▸ **Required task**
Write out each line beneath this one exactly as it reads.

[Recorded data]
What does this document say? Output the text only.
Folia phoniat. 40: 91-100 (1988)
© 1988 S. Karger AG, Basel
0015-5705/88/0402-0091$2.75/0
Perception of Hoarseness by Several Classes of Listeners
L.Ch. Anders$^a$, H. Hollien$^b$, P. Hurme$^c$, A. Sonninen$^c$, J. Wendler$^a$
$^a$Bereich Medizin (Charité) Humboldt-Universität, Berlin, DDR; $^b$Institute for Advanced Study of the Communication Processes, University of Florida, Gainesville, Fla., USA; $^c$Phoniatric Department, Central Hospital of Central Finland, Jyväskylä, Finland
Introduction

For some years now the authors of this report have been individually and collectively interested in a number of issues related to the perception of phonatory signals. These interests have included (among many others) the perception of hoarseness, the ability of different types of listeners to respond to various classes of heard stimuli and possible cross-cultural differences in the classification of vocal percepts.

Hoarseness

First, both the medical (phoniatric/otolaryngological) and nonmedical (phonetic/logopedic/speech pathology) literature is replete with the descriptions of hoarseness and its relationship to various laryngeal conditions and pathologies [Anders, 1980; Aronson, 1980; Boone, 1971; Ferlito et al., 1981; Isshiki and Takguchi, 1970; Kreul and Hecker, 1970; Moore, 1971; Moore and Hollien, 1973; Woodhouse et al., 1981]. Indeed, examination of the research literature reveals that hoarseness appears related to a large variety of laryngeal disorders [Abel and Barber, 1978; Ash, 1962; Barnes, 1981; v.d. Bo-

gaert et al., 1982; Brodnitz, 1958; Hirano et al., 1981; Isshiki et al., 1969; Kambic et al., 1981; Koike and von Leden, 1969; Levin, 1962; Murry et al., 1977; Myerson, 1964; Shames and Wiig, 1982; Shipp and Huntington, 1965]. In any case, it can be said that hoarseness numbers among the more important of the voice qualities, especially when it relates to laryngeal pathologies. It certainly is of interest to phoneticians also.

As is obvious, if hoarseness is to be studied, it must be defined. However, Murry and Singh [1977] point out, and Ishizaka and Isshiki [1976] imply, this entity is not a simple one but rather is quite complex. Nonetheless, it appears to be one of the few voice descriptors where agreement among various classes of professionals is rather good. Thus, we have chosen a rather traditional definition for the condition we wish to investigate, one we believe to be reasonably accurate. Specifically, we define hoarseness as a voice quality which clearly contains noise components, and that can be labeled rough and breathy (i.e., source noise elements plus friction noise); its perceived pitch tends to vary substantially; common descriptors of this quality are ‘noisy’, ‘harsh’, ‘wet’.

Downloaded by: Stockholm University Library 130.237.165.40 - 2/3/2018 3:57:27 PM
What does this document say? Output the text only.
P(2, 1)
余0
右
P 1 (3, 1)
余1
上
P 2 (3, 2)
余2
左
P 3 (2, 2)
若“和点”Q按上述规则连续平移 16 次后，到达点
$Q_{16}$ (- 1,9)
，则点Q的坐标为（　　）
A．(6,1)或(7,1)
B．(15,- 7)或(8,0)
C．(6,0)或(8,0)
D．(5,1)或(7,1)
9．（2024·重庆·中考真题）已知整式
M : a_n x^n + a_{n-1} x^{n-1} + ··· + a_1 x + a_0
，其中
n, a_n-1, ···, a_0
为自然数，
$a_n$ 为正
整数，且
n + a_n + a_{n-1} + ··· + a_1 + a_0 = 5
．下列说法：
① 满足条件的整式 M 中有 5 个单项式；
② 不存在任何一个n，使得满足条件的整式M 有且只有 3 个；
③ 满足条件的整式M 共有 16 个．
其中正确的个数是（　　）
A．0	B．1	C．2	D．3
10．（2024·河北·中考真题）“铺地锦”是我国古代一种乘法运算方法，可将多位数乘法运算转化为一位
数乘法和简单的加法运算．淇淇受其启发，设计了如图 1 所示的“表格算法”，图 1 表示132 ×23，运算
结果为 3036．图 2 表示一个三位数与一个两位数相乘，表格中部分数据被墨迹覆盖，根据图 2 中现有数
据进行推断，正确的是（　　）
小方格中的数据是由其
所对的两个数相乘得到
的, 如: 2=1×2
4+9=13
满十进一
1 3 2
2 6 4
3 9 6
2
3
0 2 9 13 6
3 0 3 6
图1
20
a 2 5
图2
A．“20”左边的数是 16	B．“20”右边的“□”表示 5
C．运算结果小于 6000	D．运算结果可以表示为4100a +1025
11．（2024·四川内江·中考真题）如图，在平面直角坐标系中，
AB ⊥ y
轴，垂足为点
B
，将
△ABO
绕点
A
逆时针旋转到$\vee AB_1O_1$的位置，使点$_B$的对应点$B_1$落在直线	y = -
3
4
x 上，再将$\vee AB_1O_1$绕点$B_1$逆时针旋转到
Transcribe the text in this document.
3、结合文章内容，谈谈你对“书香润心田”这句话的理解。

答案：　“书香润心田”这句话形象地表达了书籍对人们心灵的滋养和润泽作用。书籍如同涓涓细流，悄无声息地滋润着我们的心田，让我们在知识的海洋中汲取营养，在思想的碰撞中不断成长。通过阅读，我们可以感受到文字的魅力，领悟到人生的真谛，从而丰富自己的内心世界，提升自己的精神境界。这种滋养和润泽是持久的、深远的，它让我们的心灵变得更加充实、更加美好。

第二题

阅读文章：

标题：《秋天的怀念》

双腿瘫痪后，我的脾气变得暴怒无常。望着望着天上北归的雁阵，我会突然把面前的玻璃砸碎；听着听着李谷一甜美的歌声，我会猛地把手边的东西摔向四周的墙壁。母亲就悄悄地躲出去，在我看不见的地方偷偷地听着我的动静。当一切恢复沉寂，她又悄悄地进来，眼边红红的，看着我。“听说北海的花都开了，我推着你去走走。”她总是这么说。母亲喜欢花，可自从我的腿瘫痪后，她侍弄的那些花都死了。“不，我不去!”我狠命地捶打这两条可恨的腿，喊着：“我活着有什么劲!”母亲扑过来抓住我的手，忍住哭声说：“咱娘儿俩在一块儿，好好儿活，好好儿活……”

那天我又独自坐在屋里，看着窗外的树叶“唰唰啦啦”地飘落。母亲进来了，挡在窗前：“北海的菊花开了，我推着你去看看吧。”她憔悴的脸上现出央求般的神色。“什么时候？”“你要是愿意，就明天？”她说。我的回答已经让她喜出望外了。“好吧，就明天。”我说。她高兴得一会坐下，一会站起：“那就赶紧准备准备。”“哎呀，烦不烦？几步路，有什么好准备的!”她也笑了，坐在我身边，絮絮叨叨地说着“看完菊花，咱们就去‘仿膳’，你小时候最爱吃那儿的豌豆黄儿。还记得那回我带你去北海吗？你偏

▸ **Answer for the task**
What does this document say? Output the text only.
Folia phoniat. 40: 91-100 (1988)
© 1988 S. Karger AG, Basel
0015-5705/88/0402-0091$2.75/0
Perception of Hoarseness by Several Classes of Listeners
L.Ch. Anders$^a$, H. Hollien$^b$, P. Hurme$^c$, A. Sonninen$^c$, J. Wendler$^a$
$^a$Bereich Medizin (Charité) Humboldt-Universität, Berlin, DDR; $^b$Institute for Advanced Study of the Communication Processes, University of Florida, Gainesville, Fla., USA; $^c$Phoniatric Department, Central Hospital of Central Finland, Jyväskylä, Finland
Introduction

For some years now the authors of this report have been individually and collectively interested in a number of issues related to the perception of phonatory signals. These interests have included (among many others) the perception of hoarseness, the ability of different types of listeners to respond to various classes of heard stimuli and possible cross-cultural differences in the classification of vocal percepts.

Hoarseness

First, both the medical (phoniatric/otolaryngological) and nonmedical (phonetic/logopedic/speech pathology) literature is replete with the descriptions of hoarseness and its relationship to various laryngeal conditions and pathologies [Anders, 1980; Aronson, 1980; Boone, 1971; Ferlito et al., 1981; Isshiki and Takguchi, 1970; Kreul and Hecker, 1970; Moore, 1971; Moore and Hollien, 1973; Woodhouse et al., 1981]. Indeed, examination of the research literature reveals that hoarseness appears related to a large variety of laryngeal disorders [Abel and Barber, 1978; Ash, 1962; Barnes, 1981; v.d. Bo-

gaert et al., 1982; Brodnitz, 1958; Hirano et al., 1981; Isshiki et al., 1969; Kambic et al., 1981; Koike and von Leden, 1969; Levin, 1962; Murry et al., 1977; Myerson, 1964; Shames and Wiig, 1982; Shipp and Huntington, 1965]. In any case, it can be said that hoarseness numbers among the more important of the voice qualities, especially when it relates to laryngeal pathologies. It certainly is of interest to phoneticians also.

As is obvious, if hoarseness is to be studied, it must be defined. However, Murry and Singh [1977] point out, and Ishizaka and Isshiki [1976] imply, this entity is not a simple one but rather is quite complex. Nonetheless, it appears to be one of the few voice descriptors where agreement among various classes of professionals is rather good. Thus, we have chosen a rather traditional definition for the condition we wish to investigate, one we believe to be reasonably accurate. Specifically, we define hoarseness as a voice quality which clearly contains noise components, and that can be labeled rough and breathy (i.e., source noise elements plus friction noise); its perceived pitch tends to vary substantially; common descriptors of this quality are ‘noisy’, ‘harsh’, ‘wet’.

Downloaded by: Stockholm University Library 130.237.165.40 - 2/3/2018 3:57:27 PM
What does this document say? Output the text only.
P(2, 1)
余0
右
P 1 (3, 1)
余1
上
P 2 (3, 2)
余2
左
P 3 (2, 2)
若“和点”Q按上述规则连续平移 16 次后，到达点
$Q_{16}$ (- 1,9)
，则点Q的坐标为（　　）
A．(6,1)或(7,1)
B．(15,- 7)或(8,0)
C．(6,0)或(8,0)
D．(5,1)或(7,1)
9．（2024·重庆·中考真题）已知整式
M : a_n x^n + a_{n-1} x^{n-1} + ··· + a_1 x + a_0
，其中
n, a_n-1, ···, a_0
为自然数，
$a_n$ 为正
整数，且
n + a_n + a_{n-1} + ··· + a_1 + a_0 = 5
．下列说法：
① 满足条件的整式 M 中有 5 个单项式；
② 不存在任何一个n，使得满足条件的整式M 有且只有 3 个；
③ 满足条件的整式M 共有 16 个．
其中正确的个数是（　　）
A．0	B．1	C．2	D．3
10．（2024·河北·中考真题）“铺地锦”是我国古代一种乘法运算方法，可将多位数乘法运算转化为一位
数乘法和简单的加法运算．淇淇受其启发，设计了如图 1 所示的“表格算法”，图 1 表示132 ×23，运算
结果为 3036．图 2 表示一个三位数与一个两位数相乘，表格中部分数据被墨迹覆盖，根据图 2 中现有数
据进行推断，正确的是（　　）
小方格中的数据是由其
所对的两个数相乘得到
的, 如: 2=1×2
4+9=13
满十进一
1 3 2
2 6 4
3 9 6
2
3
0 2 9 13 6
3 0 3 6
图1
20
a 2 5
图2
A．“20”左边的数是 16	B．“20”右边的“□”表示 5
C．运算结果小于 6000	D．运算结果可以表示为4100a +1025
11．（2024·四川内江·中考真题）如图，在平面直角坐标系中，
AB ⊥ y
轴，垂足为点
B
，将
△ABO
绕点
A
逆时针旋转到$\vee AB_1O_1$的位置，使点$_B$的对应点$B_1$落在直线	y = -
3
4
x 上，再将$\vee AB_1O_1$绕点$B_1$逆时针旋转到
Transcribe the text in this document.
3、结合文章内容，谈谈你对“书香润心田”这句话的理解。

答案：　“书香润心田”这句话形象地表达了书籍对人们心灵的滋养和润泽作用。书籍如同涓涓细流，悄无声息地滋润着我们的心田，让我们在知识的海洋中汲取营养，在思想的碰撞中不断成长。通过阅读，我们可以感受到文字的魅力，领悟到人生的真谛，从而丰富自己的内心世界，提升自己的精神境界。这种滋养和润泽是持久的、深远的，它让我们的心灵变得更加充实、更加美好。

第二题

阅读文章：

标题：《秋天的怀念》

双腿瘫痪后，我的脾气变得暴怒无常。望着望着天上北归的雁阵，我会突然把面前的玻璃砸碎；听着听着李谷一甜美的歌声，我会猛地把手边的东西摔向四周的墙壁。母亲就悄悄地躲出去，在我看不见的地方偷偷地听着我的动静。当一切恢复沉寂，她又悄悄地进来，眼边红红的，看着我。“听说北海的花都开了，我推着你去走走。”她总是这么说。母亲喜欢花，可自从我的腿瘫痪后，她侍弄的那些花都死了。“不，我不去!”我狠命地捶打这两条可恨的腿，喊着：“我活着有什么劲!”母亲扑过来抓住我的手，忍住哭声说：“咱娘儿俩在一块儿，好好儿活，好好儿活……”

那天我又独自坐在屋里，看着窗外的树叶“唰唰啦啦”地飘落。母亲进来了，挡在窗前：“北海的菊花开了，我推着你去看看吧。”她憔悴的脸上现出央求般的神色。“什么时候？”“你要是愿意，就明天？”她说。我的回答已经让她喜出望外了。“好吧，就明天。”我说。她高兴得一会坐下，一会站起：“那就赶紧准备准备。”“哎呀，烦不烦？几步路，有什么好准备的!”她也笑了，坐在我身边，絮絮叨叨地说着“看完菊花，咱们就去‘仿膳’，你小时候最爱吃那儿的豌豆黄儿。还记得那回我带你去北海吗？你偏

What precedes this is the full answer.